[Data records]
* START *

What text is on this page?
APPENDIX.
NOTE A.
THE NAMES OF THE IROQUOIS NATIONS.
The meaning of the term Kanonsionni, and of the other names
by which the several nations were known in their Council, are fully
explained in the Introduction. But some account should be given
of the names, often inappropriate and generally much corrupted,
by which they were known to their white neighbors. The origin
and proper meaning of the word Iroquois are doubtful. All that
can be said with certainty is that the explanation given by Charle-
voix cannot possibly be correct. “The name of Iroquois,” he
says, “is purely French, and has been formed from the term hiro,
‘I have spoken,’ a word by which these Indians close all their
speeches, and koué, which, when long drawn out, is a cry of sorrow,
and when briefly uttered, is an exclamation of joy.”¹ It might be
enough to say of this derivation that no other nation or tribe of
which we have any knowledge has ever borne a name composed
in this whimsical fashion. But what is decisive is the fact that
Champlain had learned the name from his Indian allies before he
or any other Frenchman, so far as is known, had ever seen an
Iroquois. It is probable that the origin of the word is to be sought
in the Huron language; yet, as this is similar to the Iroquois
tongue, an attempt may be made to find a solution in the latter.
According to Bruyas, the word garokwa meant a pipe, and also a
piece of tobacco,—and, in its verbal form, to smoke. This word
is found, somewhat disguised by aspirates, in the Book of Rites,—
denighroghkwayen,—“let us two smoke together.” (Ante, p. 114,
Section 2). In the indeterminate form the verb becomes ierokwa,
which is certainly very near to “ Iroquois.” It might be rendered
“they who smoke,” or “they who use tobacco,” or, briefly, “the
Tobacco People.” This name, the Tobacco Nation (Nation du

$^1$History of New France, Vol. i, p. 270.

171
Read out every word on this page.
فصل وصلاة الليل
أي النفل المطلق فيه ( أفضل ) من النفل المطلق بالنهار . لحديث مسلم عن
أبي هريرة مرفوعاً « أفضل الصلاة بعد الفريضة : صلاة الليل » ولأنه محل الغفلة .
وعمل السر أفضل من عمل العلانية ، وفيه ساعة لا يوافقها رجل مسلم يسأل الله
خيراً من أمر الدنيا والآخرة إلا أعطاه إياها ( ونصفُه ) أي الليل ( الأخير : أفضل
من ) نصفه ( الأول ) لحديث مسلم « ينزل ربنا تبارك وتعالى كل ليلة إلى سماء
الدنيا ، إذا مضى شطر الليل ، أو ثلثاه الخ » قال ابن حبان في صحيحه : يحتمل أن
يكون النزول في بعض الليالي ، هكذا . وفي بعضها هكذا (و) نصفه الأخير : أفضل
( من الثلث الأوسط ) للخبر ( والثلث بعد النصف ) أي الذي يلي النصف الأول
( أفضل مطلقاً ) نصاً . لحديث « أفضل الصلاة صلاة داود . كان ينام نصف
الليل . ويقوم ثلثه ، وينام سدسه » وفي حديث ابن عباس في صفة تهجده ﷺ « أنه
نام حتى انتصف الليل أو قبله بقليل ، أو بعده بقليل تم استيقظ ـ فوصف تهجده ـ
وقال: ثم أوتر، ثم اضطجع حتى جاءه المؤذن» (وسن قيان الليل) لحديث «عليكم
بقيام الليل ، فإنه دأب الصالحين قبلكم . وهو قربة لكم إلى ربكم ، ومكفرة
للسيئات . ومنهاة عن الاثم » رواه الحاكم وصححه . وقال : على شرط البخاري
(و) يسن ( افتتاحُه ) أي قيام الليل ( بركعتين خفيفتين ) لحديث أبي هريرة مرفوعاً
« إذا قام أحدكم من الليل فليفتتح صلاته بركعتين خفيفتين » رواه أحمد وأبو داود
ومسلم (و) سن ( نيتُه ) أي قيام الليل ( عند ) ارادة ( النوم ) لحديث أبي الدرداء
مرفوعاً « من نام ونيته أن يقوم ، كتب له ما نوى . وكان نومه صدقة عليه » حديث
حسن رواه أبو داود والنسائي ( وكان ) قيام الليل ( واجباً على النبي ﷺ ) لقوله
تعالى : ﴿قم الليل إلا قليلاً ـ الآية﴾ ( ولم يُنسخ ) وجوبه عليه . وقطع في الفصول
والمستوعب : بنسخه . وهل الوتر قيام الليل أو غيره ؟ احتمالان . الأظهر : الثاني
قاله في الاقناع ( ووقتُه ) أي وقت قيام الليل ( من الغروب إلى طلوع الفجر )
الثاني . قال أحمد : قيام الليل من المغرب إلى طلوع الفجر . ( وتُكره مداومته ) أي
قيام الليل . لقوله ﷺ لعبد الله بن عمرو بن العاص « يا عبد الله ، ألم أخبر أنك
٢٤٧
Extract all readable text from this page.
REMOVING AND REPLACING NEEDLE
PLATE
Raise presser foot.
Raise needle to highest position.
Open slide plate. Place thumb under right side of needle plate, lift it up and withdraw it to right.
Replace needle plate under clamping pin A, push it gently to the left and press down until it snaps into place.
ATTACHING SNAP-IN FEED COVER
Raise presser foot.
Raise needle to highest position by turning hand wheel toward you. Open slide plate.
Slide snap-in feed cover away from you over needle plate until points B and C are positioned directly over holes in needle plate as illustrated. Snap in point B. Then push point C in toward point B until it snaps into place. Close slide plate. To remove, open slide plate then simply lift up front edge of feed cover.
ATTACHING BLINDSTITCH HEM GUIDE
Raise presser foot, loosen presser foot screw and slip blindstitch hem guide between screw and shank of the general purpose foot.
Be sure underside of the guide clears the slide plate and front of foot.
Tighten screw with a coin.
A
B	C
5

* END *

DIRECTIONS:
Look through the records and count each line that holds "مرفوعا". Write only the total.

REPLY TO THE EXERCISE:
3